* Challenge
Scan the records and identify every line in which the string "title" occurs, then return those lines.

* Entries shown
______________________________
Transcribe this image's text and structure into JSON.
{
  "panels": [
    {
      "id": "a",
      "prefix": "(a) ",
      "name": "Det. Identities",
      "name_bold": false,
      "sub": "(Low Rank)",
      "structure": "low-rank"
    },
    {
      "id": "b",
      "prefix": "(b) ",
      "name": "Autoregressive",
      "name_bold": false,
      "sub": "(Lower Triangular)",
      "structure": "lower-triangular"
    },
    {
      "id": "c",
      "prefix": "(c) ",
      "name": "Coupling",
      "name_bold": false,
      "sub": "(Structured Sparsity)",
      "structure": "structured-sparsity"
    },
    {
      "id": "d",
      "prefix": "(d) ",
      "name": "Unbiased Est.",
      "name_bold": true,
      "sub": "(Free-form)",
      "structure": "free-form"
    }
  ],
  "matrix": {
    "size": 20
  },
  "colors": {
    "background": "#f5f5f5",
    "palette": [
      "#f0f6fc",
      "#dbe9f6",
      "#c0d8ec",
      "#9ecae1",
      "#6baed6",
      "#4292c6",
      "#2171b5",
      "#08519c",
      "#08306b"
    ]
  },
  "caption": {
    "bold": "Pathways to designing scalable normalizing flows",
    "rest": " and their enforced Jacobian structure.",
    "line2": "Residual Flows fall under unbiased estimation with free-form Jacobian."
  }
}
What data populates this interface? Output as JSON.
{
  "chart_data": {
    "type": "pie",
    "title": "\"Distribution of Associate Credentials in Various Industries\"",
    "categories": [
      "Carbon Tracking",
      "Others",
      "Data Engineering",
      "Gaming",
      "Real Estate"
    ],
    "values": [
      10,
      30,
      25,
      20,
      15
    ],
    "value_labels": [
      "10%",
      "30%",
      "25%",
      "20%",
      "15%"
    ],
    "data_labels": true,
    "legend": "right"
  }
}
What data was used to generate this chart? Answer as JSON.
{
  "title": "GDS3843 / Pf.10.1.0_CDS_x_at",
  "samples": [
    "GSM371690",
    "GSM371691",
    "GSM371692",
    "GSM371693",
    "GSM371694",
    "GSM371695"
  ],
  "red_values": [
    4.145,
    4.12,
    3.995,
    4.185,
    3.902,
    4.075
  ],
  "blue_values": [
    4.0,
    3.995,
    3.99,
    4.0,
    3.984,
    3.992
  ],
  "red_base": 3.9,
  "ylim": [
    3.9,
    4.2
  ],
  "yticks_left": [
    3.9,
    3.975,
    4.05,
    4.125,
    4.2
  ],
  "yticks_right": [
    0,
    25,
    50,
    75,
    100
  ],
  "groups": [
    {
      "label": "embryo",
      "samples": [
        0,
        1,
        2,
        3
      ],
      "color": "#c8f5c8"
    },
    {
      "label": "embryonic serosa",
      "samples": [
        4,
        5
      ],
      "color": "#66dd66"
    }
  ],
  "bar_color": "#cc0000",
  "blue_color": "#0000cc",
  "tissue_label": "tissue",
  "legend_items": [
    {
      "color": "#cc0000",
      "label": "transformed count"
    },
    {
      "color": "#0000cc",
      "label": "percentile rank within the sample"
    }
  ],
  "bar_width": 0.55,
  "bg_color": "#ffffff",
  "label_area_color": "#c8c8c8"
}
______________________________
* Response for this exercise
    "title": "\"Distribution of Associate Credentials in Various Industries\"",
  "title": "GDS3843 / Pf.10.1.0_CDS_x_at",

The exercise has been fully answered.